**Dataset excerpts:**

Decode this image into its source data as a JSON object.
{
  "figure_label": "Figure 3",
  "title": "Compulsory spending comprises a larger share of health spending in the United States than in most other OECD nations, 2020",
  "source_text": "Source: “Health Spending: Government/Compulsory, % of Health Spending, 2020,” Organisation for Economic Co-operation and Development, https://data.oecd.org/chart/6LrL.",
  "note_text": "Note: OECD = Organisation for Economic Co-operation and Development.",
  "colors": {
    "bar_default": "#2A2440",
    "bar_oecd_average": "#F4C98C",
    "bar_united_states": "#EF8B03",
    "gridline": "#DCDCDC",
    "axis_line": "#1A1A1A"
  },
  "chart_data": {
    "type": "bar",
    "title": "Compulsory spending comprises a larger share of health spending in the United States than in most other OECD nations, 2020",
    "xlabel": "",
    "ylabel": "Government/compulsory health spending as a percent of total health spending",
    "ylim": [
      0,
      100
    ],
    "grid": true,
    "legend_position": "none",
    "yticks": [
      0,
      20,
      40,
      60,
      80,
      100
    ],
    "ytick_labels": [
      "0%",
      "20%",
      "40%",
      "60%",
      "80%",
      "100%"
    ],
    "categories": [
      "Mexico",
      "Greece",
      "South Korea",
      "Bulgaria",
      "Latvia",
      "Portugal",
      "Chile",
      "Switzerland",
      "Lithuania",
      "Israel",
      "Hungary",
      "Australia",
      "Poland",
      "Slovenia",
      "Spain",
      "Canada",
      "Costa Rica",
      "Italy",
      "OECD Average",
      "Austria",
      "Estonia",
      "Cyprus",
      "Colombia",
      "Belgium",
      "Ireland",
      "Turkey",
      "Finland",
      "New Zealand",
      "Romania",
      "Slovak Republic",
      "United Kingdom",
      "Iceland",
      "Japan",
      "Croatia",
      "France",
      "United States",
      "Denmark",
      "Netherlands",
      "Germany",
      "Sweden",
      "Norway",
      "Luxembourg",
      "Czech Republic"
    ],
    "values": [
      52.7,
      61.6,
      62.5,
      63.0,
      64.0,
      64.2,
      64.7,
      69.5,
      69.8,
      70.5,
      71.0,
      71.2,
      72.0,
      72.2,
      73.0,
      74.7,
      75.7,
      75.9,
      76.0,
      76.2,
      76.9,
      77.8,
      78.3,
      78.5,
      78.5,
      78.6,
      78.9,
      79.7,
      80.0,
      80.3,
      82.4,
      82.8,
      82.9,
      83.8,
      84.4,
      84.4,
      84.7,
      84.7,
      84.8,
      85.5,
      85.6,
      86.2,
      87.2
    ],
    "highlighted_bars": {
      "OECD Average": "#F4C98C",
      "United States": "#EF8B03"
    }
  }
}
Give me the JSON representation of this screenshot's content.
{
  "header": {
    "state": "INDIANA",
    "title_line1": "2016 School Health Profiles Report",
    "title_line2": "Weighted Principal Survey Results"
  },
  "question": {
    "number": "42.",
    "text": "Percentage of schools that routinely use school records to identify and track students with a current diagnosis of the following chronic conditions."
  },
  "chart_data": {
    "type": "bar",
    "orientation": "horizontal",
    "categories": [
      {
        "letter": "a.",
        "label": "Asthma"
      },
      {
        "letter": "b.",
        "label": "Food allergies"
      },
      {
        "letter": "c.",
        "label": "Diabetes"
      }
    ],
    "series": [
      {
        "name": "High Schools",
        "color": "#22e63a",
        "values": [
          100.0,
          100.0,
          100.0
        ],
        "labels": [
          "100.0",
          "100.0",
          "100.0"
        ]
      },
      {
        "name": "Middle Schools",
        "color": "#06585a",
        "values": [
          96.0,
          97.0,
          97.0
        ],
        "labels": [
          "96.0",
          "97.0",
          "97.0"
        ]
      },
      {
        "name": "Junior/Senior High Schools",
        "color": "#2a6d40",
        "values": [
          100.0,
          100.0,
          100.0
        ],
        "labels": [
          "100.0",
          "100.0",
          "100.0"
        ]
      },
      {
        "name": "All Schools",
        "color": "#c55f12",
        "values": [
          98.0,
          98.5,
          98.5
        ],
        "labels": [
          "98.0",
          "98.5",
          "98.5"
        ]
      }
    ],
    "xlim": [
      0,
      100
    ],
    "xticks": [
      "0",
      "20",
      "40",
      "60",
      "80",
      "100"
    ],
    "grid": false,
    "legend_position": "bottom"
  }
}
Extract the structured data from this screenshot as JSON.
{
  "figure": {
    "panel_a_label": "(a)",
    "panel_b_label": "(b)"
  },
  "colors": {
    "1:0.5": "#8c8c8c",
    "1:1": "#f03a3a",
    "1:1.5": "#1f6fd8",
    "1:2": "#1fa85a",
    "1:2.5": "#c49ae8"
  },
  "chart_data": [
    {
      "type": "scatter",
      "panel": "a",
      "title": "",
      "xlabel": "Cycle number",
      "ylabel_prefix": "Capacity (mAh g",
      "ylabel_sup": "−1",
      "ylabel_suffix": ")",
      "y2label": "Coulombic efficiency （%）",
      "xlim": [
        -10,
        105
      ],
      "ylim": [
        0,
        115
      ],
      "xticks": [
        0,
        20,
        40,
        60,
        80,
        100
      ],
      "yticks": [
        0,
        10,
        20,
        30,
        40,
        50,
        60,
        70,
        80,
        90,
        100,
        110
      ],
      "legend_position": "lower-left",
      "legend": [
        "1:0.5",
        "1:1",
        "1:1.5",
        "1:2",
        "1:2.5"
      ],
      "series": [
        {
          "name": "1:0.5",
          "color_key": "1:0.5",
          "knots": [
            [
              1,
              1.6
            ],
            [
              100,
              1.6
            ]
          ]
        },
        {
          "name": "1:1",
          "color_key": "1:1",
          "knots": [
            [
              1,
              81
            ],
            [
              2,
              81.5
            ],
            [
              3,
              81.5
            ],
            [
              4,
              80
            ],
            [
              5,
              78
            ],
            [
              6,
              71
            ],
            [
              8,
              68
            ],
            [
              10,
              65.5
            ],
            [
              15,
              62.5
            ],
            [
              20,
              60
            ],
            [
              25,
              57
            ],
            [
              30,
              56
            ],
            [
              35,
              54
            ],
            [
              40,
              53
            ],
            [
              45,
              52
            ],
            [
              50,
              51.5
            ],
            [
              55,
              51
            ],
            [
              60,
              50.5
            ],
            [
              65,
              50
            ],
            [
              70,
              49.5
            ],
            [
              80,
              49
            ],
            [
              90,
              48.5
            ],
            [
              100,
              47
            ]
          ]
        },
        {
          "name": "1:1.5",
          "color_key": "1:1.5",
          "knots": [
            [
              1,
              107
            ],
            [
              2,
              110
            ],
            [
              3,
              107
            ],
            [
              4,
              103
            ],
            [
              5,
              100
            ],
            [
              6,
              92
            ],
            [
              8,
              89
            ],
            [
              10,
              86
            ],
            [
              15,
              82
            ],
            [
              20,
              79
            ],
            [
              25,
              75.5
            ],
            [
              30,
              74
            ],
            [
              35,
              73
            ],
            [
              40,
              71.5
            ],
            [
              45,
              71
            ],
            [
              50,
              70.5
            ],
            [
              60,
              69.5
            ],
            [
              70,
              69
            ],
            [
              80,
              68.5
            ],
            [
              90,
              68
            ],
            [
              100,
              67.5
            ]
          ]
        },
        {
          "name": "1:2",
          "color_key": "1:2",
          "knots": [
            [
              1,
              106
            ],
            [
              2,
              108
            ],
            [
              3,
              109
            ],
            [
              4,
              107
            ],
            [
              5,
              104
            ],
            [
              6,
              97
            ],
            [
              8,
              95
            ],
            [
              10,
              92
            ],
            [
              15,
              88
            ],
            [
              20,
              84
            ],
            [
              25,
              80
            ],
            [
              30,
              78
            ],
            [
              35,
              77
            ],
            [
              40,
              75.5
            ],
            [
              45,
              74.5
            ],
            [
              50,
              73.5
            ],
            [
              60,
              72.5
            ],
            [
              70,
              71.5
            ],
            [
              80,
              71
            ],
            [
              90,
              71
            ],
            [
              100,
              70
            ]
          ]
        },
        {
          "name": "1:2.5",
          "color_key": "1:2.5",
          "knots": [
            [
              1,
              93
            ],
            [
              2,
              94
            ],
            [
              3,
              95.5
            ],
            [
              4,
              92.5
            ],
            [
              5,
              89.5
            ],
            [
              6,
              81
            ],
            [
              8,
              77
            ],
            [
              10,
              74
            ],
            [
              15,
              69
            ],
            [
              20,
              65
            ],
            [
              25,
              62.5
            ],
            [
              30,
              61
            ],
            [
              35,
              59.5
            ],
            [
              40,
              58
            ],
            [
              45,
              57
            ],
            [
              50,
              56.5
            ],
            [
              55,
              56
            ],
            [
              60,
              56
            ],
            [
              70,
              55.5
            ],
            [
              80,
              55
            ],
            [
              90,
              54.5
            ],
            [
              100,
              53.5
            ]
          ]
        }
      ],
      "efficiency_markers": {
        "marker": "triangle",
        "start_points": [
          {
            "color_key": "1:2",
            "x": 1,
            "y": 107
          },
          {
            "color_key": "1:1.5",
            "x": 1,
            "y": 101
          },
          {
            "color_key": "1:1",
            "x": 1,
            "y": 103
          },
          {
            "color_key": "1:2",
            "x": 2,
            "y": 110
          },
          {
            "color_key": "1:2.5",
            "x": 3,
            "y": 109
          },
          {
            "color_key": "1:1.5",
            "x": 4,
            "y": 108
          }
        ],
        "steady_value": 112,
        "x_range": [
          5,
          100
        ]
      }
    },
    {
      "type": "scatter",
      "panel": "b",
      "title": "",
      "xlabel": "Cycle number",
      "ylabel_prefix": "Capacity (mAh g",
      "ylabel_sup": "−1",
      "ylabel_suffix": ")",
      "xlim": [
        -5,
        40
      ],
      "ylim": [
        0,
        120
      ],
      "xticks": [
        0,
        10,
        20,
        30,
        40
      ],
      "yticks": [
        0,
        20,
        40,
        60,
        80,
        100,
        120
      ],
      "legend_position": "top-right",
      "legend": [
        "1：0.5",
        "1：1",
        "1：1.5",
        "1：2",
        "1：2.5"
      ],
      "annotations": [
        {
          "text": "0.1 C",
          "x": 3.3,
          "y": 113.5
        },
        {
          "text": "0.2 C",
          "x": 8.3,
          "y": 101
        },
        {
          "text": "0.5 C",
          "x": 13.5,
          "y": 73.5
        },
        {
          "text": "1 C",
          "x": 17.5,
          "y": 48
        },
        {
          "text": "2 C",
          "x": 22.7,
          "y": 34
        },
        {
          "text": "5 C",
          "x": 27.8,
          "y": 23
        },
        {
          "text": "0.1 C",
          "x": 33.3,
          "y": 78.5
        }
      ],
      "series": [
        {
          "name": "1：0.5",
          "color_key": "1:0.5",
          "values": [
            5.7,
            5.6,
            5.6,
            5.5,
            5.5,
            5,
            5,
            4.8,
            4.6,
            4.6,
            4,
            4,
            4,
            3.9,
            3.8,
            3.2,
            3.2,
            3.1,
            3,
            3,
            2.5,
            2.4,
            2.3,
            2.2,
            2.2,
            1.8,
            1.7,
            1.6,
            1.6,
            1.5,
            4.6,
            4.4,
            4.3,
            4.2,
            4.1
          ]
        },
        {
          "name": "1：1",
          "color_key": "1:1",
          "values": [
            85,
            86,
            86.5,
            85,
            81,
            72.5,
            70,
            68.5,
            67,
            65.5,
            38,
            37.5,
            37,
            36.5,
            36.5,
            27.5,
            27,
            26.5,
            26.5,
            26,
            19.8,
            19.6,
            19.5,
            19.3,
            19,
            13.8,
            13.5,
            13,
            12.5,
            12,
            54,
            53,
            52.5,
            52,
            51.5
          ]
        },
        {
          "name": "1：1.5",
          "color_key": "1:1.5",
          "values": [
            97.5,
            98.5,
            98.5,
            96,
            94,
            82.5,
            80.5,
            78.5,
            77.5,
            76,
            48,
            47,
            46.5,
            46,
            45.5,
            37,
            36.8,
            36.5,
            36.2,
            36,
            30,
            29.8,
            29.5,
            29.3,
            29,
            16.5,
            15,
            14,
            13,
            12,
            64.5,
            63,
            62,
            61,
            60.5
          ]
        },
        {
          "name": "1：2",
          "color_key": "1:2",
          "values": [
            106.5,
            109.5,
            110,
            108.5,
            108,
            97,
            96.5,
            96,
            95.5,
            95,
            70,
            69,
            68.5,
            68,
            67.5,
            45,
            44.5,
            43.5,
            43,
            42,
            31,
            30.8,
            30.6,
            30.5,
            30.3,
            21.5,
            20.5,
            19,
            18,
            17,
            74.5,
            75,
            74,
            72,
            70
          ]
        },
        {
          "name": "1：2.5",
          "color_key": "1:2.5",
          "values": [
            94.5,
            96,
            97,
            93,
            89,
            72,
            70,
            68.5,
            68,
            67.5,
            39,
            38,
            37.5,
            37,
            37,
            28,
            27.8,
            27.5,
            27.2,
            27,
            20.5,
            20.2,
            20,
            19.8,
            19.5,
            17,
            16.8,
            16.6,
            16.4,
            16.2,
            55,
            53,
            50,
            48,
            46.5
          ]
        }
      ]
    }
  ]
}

**Stated goal:** Extract each line holding the string "Economic".

**Full response:**
  "source_text": "Source: “Health Spending: Government/Compulsory, % of Health Spending, 2020,” Organisation for Economic Co-operation and Development, https://data.oecd.org/chart/6LrL.",
  "note_text": "Note: OECD = Organisation for Economic Co-operation and Development.",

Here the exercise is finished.